### Information shown ###
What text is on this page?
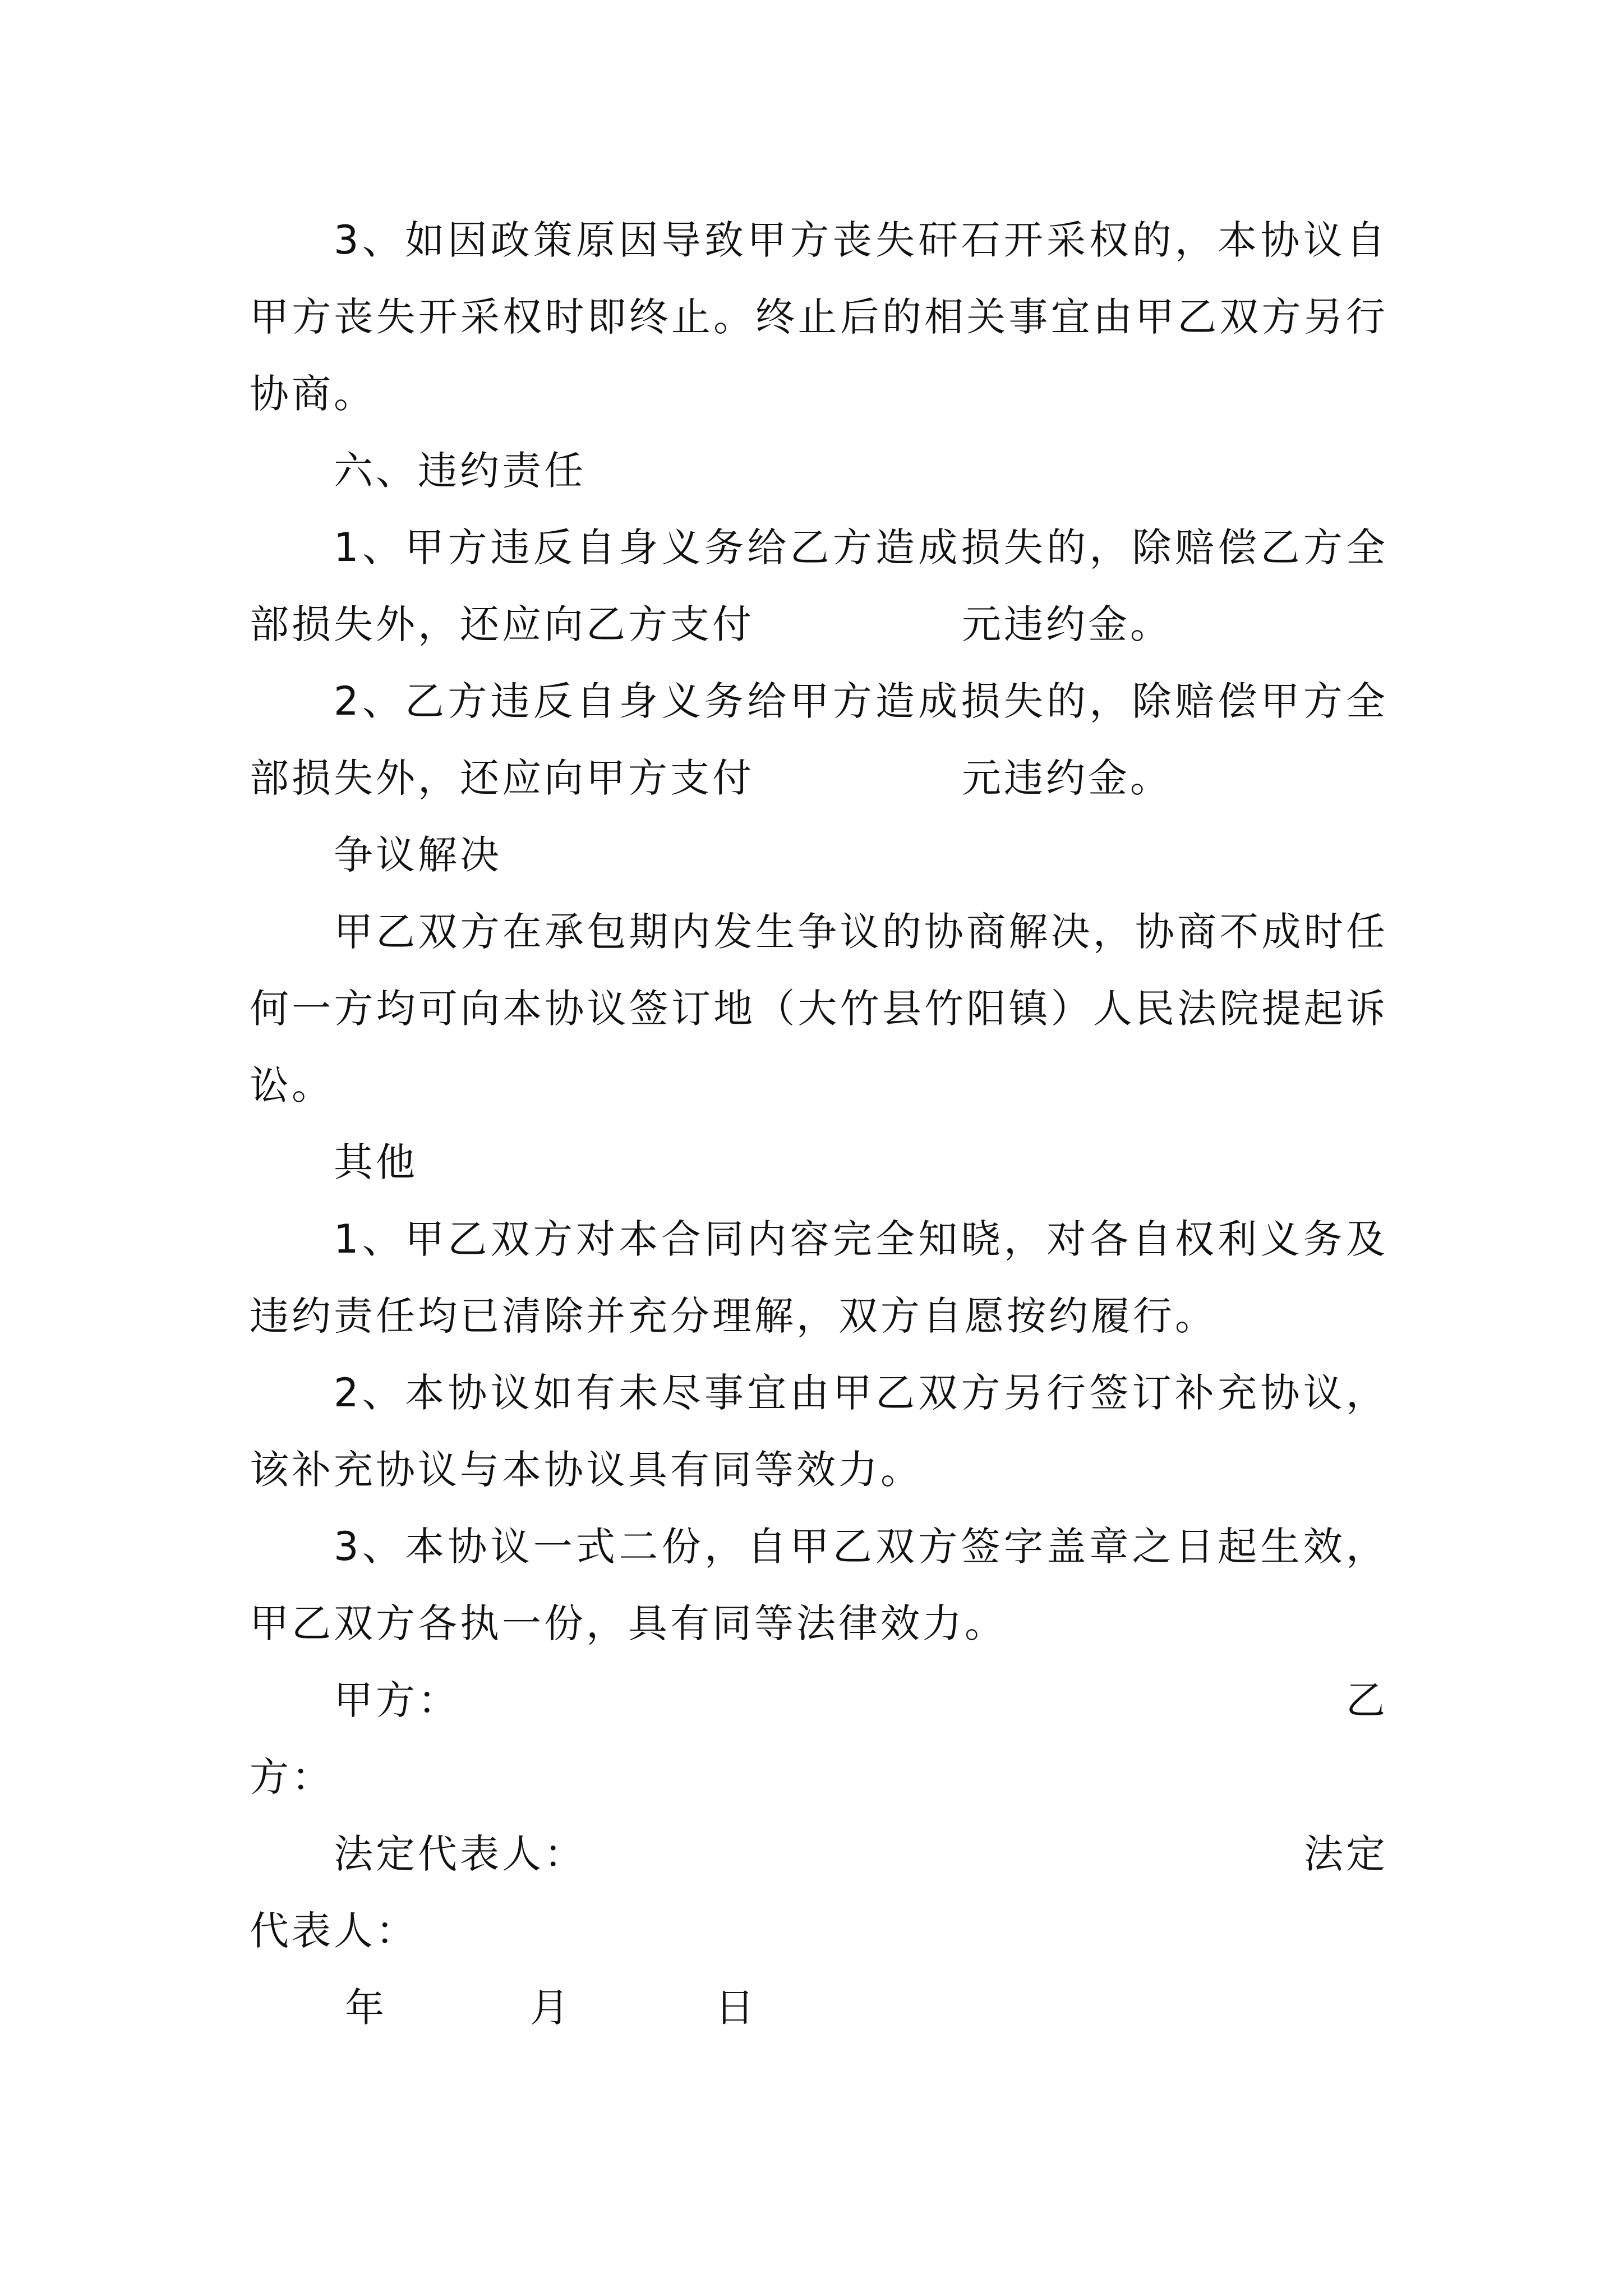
3、如因政策原因导致甲方丧失矸石开采权的，本协议自甲方丧失开采权时即终止。终止后的相关事宜由甲乙双方另行协商。

六、违约责任

1、甲方违反自身义务给乙方造成损失的，除赔偿乙方全部损失外，还应向乙方支付	元违约金。

2、乙方违反自身义务给甲方造成损失的，除赔偿甲方全部损失外，还应向甲方支付	元违约金。

争议解决

甲乙双方在承包期内发生争议的协商解决，协商不成时任何一方均可向本协议签订地（大竹县竹阳镇）人民法院提起诉讼。

其他

1、甲乙双方对本合同内容完全知晓，对各自权利义务及违约责任均已清除并充分理解，双方自愿按约履行。

2、本协议如有未尽事宜由甲乙双方另行签订补充协议，该补充协议与本协议具有同等效力。

3、本协议一式二份，自甲乙双方签字盖章之日起生效，甲乙双方各执一份，具有同等法律效力。

甲方：	乙

方：

法定代表人：	法定

代表人：

年	月	日
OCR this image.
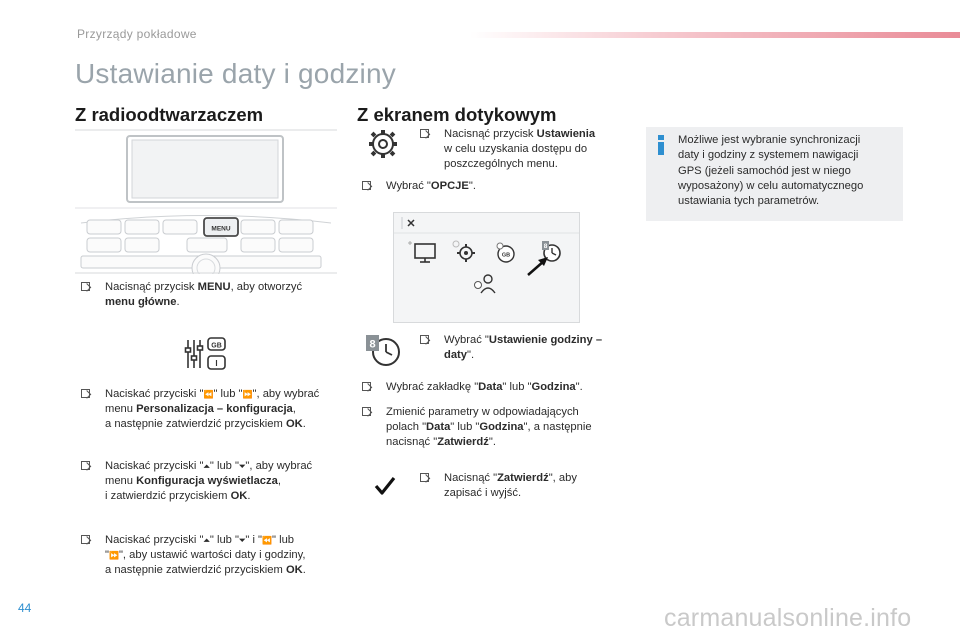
Przyrządy pokładowe
Ustawianie daty i godziny
Z radioodtwarzaczem	Z ekranem dotykowym
MENU
Nacisnąć przycisk MENU, aby otworzyć
menu główne.
GB
I
Naciskać przyciski "⏪" lub "⏩", aby wybrać
menu Personalizacja – konfiguracja,
a następnie zatwierdzić przyciskiem OK.
Naciskać przyciski "⏶" lub "⏷", aby wybrać
menu Konfiguracja wyświetlacza,
i zatwierdzić przyciskiem OK.
Naciskać przyciski "⏶" lub "⏷" i "⏪" lub
"⏩", aby ustawić wartości daty i godziny,
a następnie zatwierdzić przyciskiem OK.
Nacisnąć przycisk Ustawienia
w celu uzyskania dostępu do
poszczególnych menu.
Wybrać "OPCJE".
GB
8
8	Wybrać "Ustawienie godziny –
daty".
Wybrać zakładkę "Data" lub "Godzina".
Zmienić parametry w odpowiadających
polach "Data" lub "Godzina", a następnie
nacisnąć "Zatwierdź".
Nacisnąć "Zatwierdź", aby
zapisać i wyjść.
Możliwe jest wybranie synchronizacji
daty i godziny z systemem nawigacji
GPS (jeżeli samochód jest w niego
wyposażony) w celu automatycznego
ustawiania tych parametrów.
44	carmanualsonline.info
###
- The request
Pictures in the records above should not be copied. Repeat everything else exactly.

- Response
What text is on this page?
3、如因政策原因导致甲方丧失矸石开采权的，本协议自甲方丧失开采权时即终止。终止后的相关事宜由甲乙双方另行协商。

六、违约责任

1、甲方违反自身义务给乙方造成损失的，除赔偿乙方全部损失外，还应向乙方支付	元违约金。

2、乙方违反自身义务给甲方造成损失的，除赔偿甲方全部损失外，还应向甲方支付	元违约金。

争议解决

甲乙双方在承包期内发生争议的协商解决，协商不成时任何一方均可向本协议签订地（大竹县竹阳镇）人民法院提起诉讼。

其他

1、甲乙双方对本合同内容完全知晓，对各自权利义务及违约责任均已清除并充分理解，双方自愿按约履行。

2、本协议如有未尽事宜由甲乙双方另行签订补充协议，该补充协议与本协议具有同等效力。

3、本协议一式二份，自甲乙双方签字盖章之日起生效，甲乙双方各执一份，具有同等法律效力。

甲方：	乙

方：

法定代表人：	法定

代表人：

年	月	日
OCR this image.
Przyrządy pokładowe
Ustawianie daty i godziny
Z radioodtwarzaczem	Z ekranem dotykowym
MENU
Nacisnąć przycisk MENU, aby otworzyć
menu główne.
GB
I
Naciskać przyciski "⏪" lub "⏩", aby wybrać
menu Personalizacja – konfiguracja,
a następnie zatwierdzić przyciskiem OK.
Naciskać przyciski "⏶" lub "⏷", aby wybrać
menu Konfiguracja wyświetlacza,
i zatwierdzić przyciskiem OK.
Naciskać przyciski "⏶" lub "⏷" i "⏪" lub
"⏩", aby ustawić wartości daty i godziny,
a następnie zatwierdzić przyciskiem OK.
Nacisnąć przycisk Ustawienia
w celu uzyskania dostępu do
poszczególnych menu.
Wybrać "OPCJE".
GB
8
8	Wybrać "Ustawienie godziny –
daty".
Wybrać zakładkę "Data" lub "Godzina".
Zmienić parametry w odpowiadających
polach "Data" lub "Godzina", a następnie
nacisnąć "Zatwierdź".
Nacisnąć "Zatwierdź", aby
zapisać i wyjść.
Możliwe jest wybranie synchronizacji
daty i godziny z systemem nawigacji
GPS (jeżeli samochód jest w niego
wyposażony) w celu automatycznego
ustawiania tych parametrów.
44	carmanualsonline.info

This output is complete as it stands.